[Listings of boxed layout items]
----------------

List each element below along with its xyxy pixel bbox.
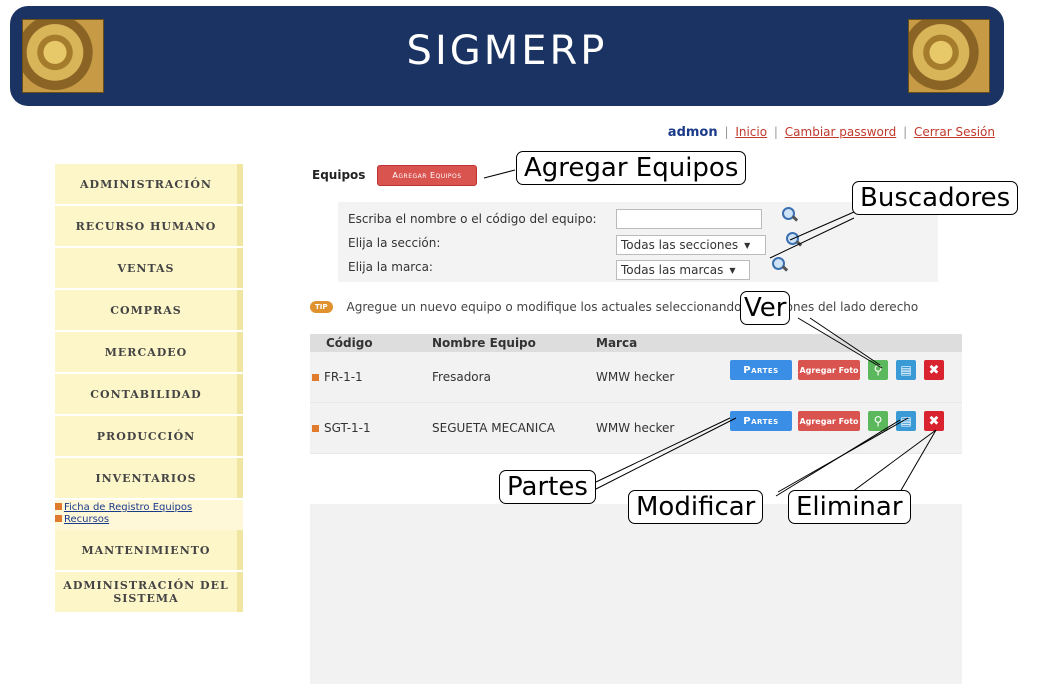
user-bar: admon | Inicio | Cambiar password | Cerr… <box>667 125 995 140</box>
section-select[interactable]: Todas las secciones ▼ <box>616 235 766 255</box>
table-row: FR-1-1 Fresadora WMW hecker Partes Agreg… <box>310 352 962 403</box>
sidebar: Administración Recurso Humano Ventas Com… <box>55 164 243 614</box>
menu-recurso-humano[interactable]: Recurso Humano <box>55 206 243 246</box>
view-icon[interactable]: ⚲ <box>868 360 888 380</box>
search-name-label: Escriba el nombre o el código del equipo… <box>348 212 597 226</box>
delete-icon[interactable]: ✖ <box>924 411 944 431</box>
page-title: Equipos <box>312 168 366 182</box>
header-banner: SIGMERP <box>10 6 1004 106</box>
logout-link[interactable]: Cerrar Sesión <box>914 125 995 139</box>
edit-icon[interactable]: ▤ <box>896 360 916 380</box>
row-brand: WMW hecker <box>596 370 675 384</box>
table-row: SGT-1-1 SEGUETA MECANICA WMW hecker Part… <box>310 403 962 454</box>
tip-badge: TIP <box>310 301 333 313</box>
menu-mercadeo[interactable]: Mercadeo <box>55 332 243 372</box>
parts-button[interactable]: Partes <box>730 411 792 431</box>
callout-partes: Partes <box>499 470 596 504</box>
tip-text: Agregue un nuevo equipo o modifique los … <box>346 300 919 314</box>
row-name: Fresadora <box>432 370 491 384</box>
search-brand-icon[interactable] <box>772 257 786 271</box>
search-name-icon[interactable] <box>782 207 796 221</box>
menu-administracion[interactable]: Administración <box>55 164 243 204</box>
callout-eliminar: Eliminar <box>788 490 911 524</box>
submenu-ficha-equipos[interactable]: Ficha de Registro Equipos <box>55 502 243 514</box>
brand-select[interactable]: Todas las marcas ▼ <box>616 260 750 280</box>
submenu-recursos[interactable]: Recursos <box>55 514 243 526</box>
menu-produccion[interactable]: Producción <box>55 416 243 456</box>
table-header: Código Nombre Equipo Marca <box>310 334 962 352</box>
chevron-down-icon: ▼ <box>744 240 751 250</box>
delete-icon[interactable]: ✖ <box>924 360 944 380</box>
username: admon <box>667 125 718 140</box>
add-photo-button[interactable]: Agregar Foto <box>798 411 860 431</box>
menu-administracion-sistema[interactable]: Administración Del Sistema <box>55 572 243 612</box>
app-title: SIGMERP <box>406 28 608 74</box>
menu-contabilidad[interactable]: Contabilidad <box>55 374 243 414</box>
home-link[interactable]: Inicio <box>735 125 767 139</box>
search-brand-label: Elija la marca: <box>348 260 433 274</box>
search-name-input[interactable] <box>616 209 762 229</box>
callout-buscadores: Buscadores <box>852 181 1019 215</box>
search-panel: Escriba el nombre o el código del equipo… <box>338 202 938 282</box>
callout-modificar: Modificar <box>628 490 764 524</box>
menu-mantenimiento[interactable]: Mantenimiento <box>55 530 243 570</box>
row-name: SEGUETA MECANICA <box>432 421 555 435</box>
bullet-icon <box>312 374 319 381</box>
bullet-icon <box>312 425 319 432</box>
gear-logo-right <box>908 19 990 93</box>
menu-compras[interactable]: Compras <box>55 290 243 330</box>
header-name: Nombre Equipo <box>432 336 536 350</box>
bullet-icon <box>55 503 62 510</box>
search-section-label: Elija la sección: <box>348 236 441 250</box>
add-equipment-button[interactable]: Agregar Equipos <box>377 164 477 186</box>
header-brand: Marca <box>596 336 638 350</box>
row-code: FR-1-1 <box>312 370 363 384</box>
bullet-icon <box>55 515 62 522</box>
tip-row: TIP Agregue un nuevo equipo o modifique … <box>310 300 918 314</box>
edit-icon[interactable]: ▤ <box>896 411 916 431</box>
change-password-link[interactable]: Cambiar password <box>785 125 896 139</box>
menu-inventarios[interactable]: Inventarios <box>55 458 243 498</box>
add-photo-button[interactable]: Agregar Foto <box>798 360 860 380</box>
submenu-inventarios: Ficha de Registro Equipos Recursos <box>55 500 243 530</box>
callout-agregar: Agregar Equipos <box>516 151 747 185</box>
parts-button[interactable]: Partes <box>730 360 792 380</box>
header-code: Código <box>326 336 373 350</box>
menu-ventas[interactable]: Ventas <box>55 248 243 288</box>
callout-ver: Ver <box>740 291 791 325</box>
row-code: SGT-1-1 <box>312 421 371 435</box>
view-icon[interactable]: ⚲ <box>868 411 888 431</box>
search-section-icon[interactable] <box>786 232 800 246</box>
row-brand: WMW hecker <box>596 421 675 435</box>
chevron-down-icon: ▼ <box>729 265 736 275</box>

----------------

Copy the stretch of the records above from the line that contains "user-bar: admon |" through the line that contains "submenu-ficha-equipos[interactable]: Ficha de", both included, word for word.

user-bar: admon | Inicio | Cambiar password | Cerr… <box>667 125 995 140</box>
section-select[interactable]: Todas las secciones ▼ <box>616 235 766 255</box>
table-row: FR-1-1 Fresadora WMW hecker Partes Agreg… <box>310 352 962 403</box>
sidebar: Administración Recurso Humano Ventas Com… <box>55 164 243 614</box>
menu-recurso-humano[interactable]: Recurso Humano <box>55 206 243 246</box>
view-icon[interactable]: ⚲ <box>868 360 888 380</box>
search-name-label: Escriba el nombre o el código del equipo… <box>348 212 597 226</box>
delete-icon[interactable]: ✖ <box>924 411 944 431</box>
page-title: Equipos <box>312 168 366 182</box>
header-banner: SIGMERP <box>10 6 1004 106</box>
logout-link[interactable]: Cerrar Sesión <box>914 125 995 139</box>
edit-icon[interactable]: ▤ <box>896 360 916 380</box>
row-brand: WMW hecker <box>596 370 675 384</box>
table-row: SGT-1-1 SEGUETA MECANICA WMW hecker Part… <box>310 403 962 454</box>
tip-badge: TIP <box>310 301 333 313</box>
menu-mercadeo[interactable]: Mercadeo <box>55 332 243 372</box>
parts-button[interactable]: Partes <box>730 411 792 431</box>
callout-partes: Partes <box>499 470 596 504</box>
tip-text: Agregue un nuevo equipo o modifique los … <box>346 300 919 314</box>
row-name: Fresadora <box>432 370 491 384</box>
search-brand-icon[interactable] <box>772 257 786 271</box>
search-name-icon[interactable] <box>782 207 796 221</box>
menu-administracion[interactable]: Administración <box>55 164 243 204</box>
callout-eliminar: Eliminar <box>788 490 911 524</box>
submenu-ficha-equipos[interactable]: Ficha de Registro Equipos <box>55 502 243 514</box>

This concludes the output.